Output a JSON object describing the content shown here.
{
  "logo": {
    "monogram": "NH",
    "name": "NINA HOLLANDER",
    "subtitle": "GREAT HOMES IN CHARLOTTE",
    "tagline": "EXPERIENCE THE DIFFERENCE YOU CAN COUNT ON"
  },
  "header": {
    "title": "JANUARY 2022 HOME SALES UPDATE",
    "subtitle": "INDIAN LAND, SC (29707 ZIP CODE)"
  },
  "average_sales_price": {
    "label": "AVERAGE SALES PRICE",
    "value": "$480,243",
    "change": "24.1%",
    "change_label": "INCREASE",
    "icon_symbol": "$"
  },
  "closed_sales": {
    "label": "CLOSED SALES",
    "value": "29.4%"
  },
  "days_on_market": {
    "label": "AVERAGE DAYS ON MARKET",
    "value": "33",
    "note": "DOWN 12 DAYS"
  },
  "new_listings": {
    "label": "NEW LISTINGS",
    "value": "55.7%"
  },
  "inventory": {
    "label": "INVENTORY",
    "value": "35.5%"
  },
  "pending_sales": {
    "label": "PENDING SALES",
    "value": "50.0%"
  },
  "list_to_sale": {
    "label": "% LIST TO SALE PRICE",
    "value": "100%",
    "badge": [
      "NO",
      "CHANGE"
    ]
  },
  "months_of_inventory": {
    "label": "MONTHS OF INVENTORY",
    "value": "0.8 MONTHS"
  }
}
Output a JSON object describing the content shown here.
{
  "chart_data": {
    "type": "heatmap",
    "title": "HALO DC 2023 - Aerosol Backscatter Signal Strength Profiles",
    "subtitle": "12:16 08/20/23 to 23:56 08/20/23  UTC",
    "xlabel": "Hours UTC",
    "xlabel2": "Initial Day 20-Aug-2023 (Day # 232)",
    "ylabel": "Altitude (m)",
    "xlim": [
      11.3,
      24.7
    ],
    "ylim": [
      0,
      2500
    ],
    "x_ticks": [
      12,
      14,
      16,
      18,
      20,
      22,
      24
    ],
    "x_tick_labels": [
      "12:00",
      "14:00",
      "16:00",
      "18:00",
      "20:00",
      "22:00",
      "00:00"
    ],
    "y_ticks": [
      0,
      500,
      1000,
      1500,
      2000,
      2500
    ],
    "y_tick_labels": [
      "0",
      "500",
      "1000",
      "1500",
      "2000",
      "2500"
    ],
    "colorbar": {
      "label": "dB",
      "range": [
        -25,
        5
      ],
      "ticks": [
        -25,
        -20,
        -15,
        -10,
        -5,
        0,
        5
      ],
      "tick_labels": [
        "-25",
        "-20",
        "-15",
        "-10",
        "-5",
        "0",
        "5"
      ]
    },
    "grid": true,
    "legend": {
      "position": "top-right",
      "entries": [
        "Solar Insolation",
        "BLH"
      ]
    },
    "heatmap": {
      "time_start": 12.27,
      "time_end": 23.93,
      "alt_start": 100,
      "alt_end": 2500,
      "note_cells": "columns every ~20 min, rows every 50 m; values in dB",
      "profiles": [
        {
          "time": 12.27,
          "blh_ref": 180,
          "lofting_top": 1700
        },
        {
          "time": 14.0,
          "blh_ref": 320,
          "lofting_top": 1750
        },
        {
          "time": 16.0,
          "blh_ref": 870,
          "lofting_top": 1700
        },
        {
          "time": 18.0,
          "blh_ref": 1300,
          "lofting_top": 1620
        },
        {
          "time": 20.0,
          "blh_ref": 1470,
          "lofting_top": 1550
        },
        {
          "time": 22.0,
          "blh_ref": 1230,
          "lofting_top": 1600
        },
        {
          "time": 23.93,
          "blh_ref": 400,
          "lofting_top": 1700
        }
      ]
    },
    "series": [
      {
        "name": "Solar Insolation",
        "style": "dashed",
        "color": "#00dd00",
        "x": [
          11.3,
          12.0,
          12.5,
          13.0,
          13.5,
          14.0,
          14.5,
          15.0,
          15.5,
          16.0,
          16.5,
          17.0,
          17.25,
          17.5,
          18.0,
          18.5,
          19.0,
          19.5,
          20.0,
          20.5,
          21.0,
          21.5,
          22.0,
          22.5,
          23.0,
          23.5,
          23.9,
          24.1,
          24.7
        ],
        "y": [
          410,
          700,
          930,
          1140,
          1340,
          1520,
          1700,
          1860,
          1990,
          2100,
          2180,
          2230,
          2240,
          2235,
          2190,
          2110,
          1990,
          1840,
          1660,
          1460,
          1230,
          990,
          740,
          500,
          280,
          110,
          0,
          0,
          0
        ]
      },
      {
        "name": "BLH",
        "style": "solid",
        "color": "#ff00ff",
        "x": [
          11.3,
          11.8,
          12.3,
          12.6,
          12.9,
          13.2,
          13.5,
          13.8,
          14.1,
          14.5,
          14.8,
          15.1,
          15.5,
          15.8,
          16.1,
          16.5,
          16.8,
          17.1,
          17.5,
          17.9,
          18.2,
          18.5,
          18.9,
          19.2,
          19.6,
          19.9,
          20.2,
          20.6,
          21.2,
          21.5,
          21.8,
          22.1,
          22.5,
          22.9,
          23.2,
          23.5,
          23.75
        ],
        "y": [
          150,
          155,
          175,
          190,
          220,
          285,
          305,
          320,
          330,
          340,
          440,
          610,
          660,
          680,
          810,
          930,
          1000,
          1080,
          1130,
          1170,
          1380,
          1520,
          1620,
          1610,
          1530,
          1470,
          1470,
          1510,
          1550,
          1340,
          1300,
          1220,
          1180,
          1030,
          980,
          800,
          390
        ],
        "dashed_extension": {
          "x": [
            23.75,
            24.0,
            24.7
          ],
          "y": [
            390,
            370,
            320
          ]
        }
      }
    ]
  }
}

● **Work to complete**:
Return the entries in full, keeping every line exactly as it is.

● **Response**:
Output a JSON object describing the content shown here.
{
  "logo": {
    "monogram": "NH",
    "name": "NINA HOLLANDER",
    "subtitle": "GREAT HOMES IN CHARLOTTE",
    "tagline": "EXPERIENCE THE DIFFERENCE YOU CAN COUNT ON"
  },
  "header": {
    "title": "JANUARY 2022 HOME SALES UPDATE",
    "subtitle": "INDIAN LAND, SC (29707 ZIP CODE)"
  },
  "average_sales_price": {
    "label": "AVERAGE SALES PRICE",
    "value": "$480,243",
    "change": "24.1%",
    "change_label": "INCREASE",
    "icon_symbol": "$"
  },
  "closed_sales": {
    "label": "CLOSED SALES",
    "value": "29.4%"
  },
  "days_on_market": {
    "label": "AVERAGE DAYS ON MARKET",
    "value": "33",
    "note": "DOWN 12 DAYS"
  },
  "new_listings": {
    "label": "NEW LISTINGS",
    "value": "55.7%"
  },
  "inventory": {
    "label": "INVENTORY",
    "value": "35.5%"
  },
  "pending_sales": {
    "label": "PENDING SALES",
    "value": "50.0%"
  },
  "list_to_sale": {
    "label": "% LIST TO SALE PRICE",
    "value": "100%",
    "badge": [
      "NO",
      "CHANGE"
    ]
  },
  "months_of_inventory": {
    "label": "MONTHS OF INVENTORY",
    "value": "0.8 MONTHS"
  }
}
Output a JSON object describing the content shown here.
{
  "chart_data": {
    "type": "heatmap",
    "title": "HALO DC 2023 - Aerosol Backscatter Signal Strength Profiles",
    "subtitle": "12:16 08/20/23 to 23:56 08/20/23  UTC",
    "xlabel": "Hours UTC",
    "xlabel2": "Initial Day 20-Aug-2023 (Day # 232)",
    "ylabel": "Altitude (m)",
    "xlim": [
      11.3,
      24.7
    ],
    "ylim": [
      0,
      2500
    ],
    "x_ticks": [
      12,
      14,
      16,
      18,
      20,
      22,
      24
    ],
    "x_tick_labels": [
      "12:00",
      "14:00",
      "16:00",
      "18:00",
      "20:00",
      "22:00",
      "00:00"
    ],
    "y_ticks": [
      0,
      500,
      1000,
      1500,
      2000,
      2500
    ],
    "y_tick_labels": [
      "0",
      "500",
      "1000",
      "1500",
      "2000",
      "2500"
    ],
    "colorbar": {
      "label": "dB",
      "range": [
        -25,
        5
      ],
      "ticks": [
        -25,
        -20,
        -15,
        -10,
        -5,
        0,
        5
      ],
      "tick_labels": [
        "-25",
        "-20",
        "-15",
        "-10",
        "-5",
        "0",
        "5"
      ]
    },
    "grid": true,
    "legend": {
      "position": "top-right",
      "entries": [
        "Solar Insolation",
        "BLH"
      ]
    },
    "heatmap": {
      "time_start": 12.27,
      "time_end": 23.93,
      "alt_start": 100,
      "alt_end": 2500,
      "note_cells": "columns every ~20 min, rows every 50 m; values in dB",
      "profiles": [
        {
          "time": 12.27,
          "blh_ref": 180,
          "lofting_top": 1700
        },
        {
          "time": 14.0,
          "blh_ref": 320,
          "lofting_top": 1750
        },
        {
          "time": 16.0,
          "blh_ref": 870,
          "lofting_top": 1700
        },
        {
          "time": 18.0,
          "blh_ref": 1300,
          "lofting_top": 1620
        },
        {
          "time": 20.0,
          "blh_ref": 1470,
          "lofting_top": 1550
        },
        {
          "time": 22.0,
          "blh_ref": 1230,
          "lofting_top": 1600
        },
        {
          "time": 23.93,
          "blh_ref": 400,
          "lofting_top": 1700
        }
      ]
    },
    "series": [
      {
        "name": "Solar Insolation",
        "style": "dashed",
        "color": "#00dd00",
        "x": [
          11.3,
          12.0,
          12.5,
          13.0,
          13.5,
          14.0,
          14.5,
          15.0,
          15.5,
          16.0,
          16.5,
          17.0,
          17.25,
          17.5,
          18.0,
          18.5,
          19.0,
          19.5,
          20.0,
          20.5,
          21.0,
          21.5,
          22.0,
          22.5,
          23.0,
          23.5,
          23.9,
          24.1,
          24.7
        ],
        "y": [
          410,
          700,
          930,
          1140,
          1340,
          1520,
          1700,
          1860,
          1990,
          2100,
          2180,
          2230,
          2240,
          2235,
          2190,
          2110,
          1990,
          1840,
          1660,
          1460,
          1230,
          990,
          740,
          500,
          280,
          110,
          0,
          0,
          0
        ]
      },
      {
        "name": "BLH",
        "style": "solid",
        "color": "#ff00ff",
        "x": [
          11.3,
          11.8,
          12.3,
          12.6,
          12.9,
          13.2,
          13.5,
          13.8,
          14.1,
          14.5,
          14.8,
          15.1,
          15.5,
          15.8,
          16.1,
          16.5,
          16.8,
          17.1,
          17.5,
          17.9,
          18.2,
          18.5,
          18.9,
          19.2,
          19.6,
          19.9,
          20.2,
          20.6,
          21.2,
          21.5,
          21.8,
          22.1,
          22.5,
          22.9,
          23.2,
          23.5,
          23.75
        ],
        "y": [
          150,
          155,
          175,
          190,
          220,
          285,
          305,
          320,
          330,
          340,
          440,
          610,
          660,
          680,
          810,
          930,
          1000,
          1080,
          1130,
          1170,
          1380,
          1520,
          1620,
          1610,
          1530,
          1470,
          1470,
          1510,
          1550,
          1340,
          1300,
          1220,
          1180,
          1030,
          980,
          800,
          390
        ],
        "dashed_extension": {
          "x": [
            23.75,
            24.0,
            24.7
          ],
          "y": [
            390,
            370,
            320
          ]
        }
      }
    ]
  }
}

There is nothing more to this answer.